Repeat every line below exactly as it reads.

### INPUT DATA

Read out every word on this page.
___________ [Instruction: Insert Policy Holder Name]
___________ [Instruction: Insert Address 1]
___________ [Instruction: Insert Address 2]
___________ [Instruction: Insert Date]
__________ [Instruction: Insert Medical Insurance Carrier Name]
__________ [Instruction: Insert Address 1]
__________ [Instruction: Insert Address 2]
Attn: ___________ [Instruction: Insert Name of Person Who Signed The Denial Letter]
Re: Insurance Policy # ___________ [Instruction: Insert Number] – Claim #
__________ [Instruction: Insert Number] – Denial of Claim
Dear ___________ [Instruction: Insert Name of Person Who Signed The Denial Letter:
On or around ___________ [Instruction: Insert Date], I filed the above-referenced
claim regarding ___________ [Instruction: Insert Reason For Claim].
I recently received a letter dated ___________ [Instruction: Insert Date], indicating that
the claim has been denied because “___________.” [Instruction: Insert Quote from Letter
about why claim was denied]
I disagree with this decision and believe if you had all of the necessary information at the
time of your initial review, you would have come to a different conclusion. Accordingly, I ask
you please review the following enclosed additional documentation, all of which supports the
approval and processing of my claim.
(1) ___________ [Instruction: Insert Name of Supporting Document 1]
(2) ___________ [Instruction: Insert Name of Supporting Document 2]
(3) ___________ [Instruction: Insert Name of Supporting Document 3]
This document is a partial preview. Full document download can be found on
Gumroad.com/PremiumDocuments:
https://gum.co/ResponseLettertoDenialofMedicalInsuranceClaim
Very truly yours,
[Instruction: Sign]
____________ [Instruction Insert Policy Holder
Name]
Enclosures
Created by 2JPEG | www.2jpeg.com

######

§ **EXPECTED ANSWER**:
Read out every word on this page.
___________ [Instruction: Insert Policy Holder Name]
___________ [Instruction: Insert Address 1]
___________ [Instruction: Insert Address 2]
___________ [Instruction: Insert Date]
__________ [Instruction: Insert Medical Insurance Carrier Name]
__________ [Instruction: Insert Address 1]
__________ [Instruction: Insert Address 2]
Attn: ___________ [Instruction: Insert Name of Person Who Signed The Denial Letter]
Re: Insurance Policy # ___________ [Instruction: Insert Number] – Claim #
__________ [Instruction: Insert Number] – Denial of Claim
Dear ___________ [Instruction: Insert Name of Person Who Signed The Denial Letter:
On or around ___________ [Instruction: Insert Date], I filed the above-referenced
claim regarding ___________ [Instruction: Insert Reason For Claim].
I recently received a letter dated ___________ [Instruction: Insert Date], indicating that
the claim has been denied because “___________.” [Instruction: Insert Quote from Letter
about why claim was denied]
I disagree with this decision and believe if you had all of the necessary information at the
time of your initial review, you would have come to a different conclusion. Accordingly, I ask
you please review the following enclosed additional documentation, all of which supports the
approval and processing of my claim.
(1) ___________ [Instruction: Insert Name of Supporting Document 1]
(2) ___________ [Instruction: Insert Name of Supporting Document 2]
(3) ___________ [Instruction: Insert Name of Supporting Document 3]
This document is a partial preview. Full document download can be found on
Gumroad.com/PremiumDocuments:
https://gum.co/ResponseLettertoDenialofMedicalInsuranceClaim
Very truly yours,
[Instruction: Sign]
____________ [Instruction Insert Policy Holder
Name]
Enclosures
Created by 2JPEG | www.2jpeg.com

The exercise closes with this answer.